# Short exercise
Show every line where "NACIMIENTO" occurs.

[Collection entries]
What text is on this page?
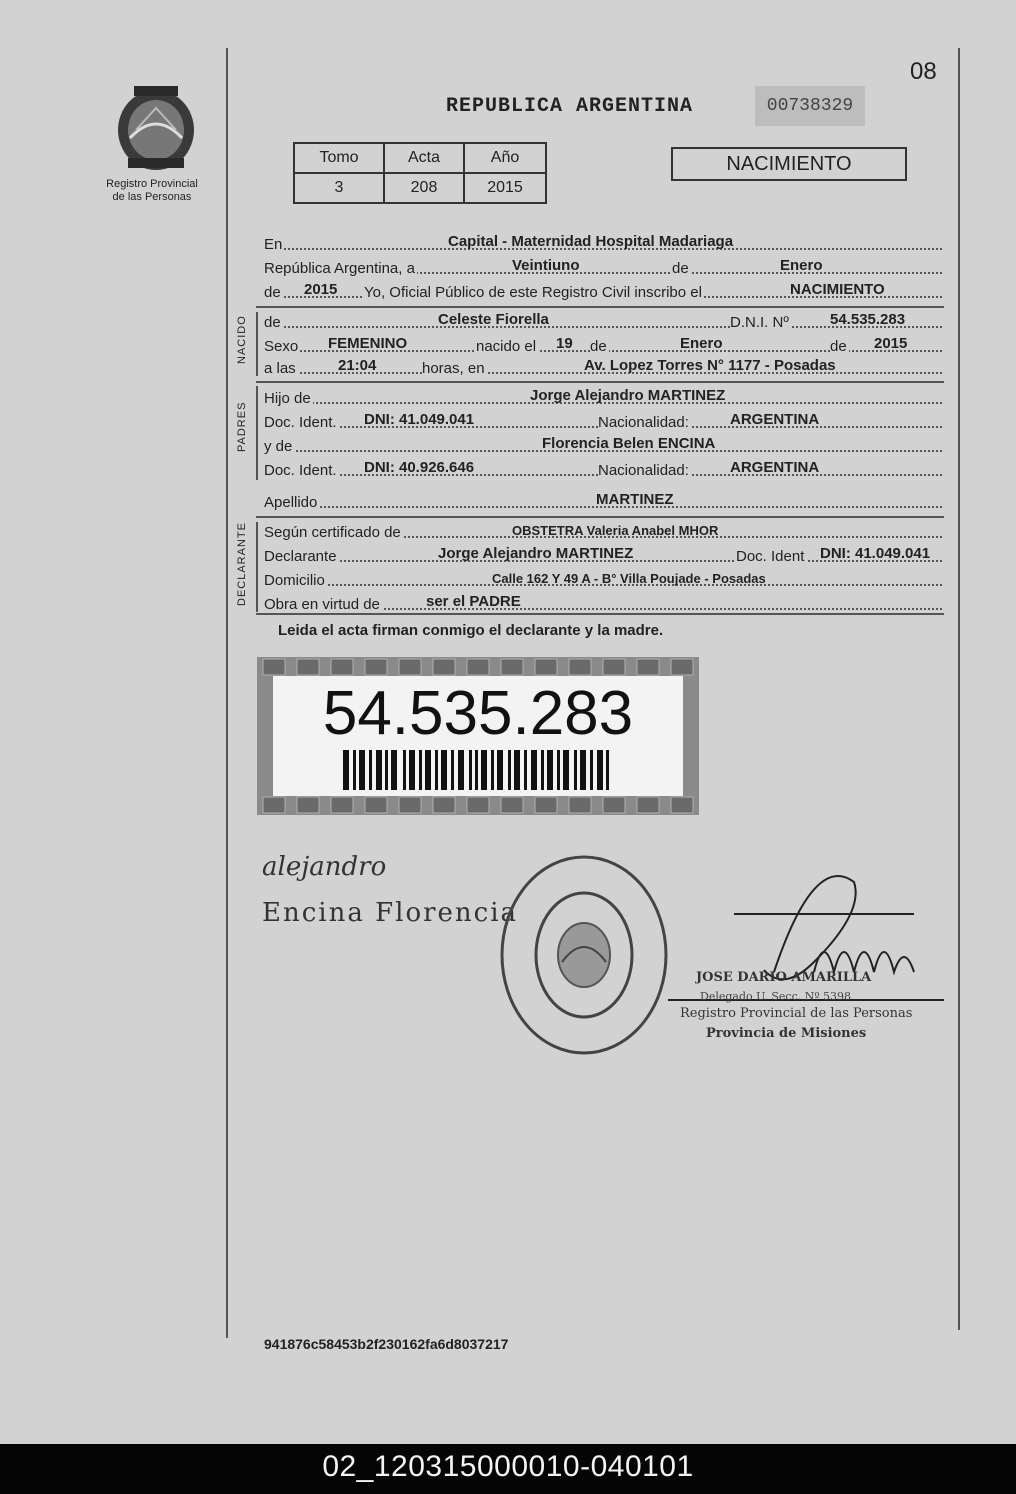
08
Registro Provincial
de las Personas
REPUBLICA ARGENTINA	00738329
Tomo	Acta	Año
3	208	2015
NACIMIENTO
En	Capital - Maternidad Hospital Madariaga
República Argentina, a	Veintiuno	de	Enero
de 2015 Yo, Oficial Público de este Registro Civil inscribo el	NACIMIENTO
NACIDO de	Celeste Fiorella	D.N.I. Nº	54.535.283
Sexo FEMENINO	nacido el 19 de	Enero	de 2015
a las	21:04	horas, en	Av. Lopez Torres N° 1177 - Posadas
PADRES
Hijo de	Jorge Alejandro MARTINEZ
Doc. Ident. DNI: 41.049.041	Nacionalidad:	ARGENTINA
y de	Florencia Belen ENCINA
Doc. Ident. DNI: 40.926.646	Nacionalidad:	ARGENTINA
Apellido	MARTINEZ
DECLARANTE Según certificado de	OBSTETRA Valeria Anabel MHOR
Declarante	Jorge Alejandro MARTINEZ	Doc. Ident DNI: 41.049.041
Domicilio	Calle 162 Y 49 A - B° Villa Poujade - Posadas
Obra en virtud de	ser el PADRE
Leida el acta firman conmigo el declarante y la madre.
54.535.283
alejandro
Encina Florencia
JOSE DARIO AMARILLA
Delegado U. Secc. Nº 5398
Registro Provincial de las Personas
Provincia de Misiones
941876c58453b2f230162fa6d8037217
02_120315000010-040101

# Complete output
NACIMIENTO
de 2015 Yo, Oficial Público de este Registro Civil inscribo el	NACIMIENTO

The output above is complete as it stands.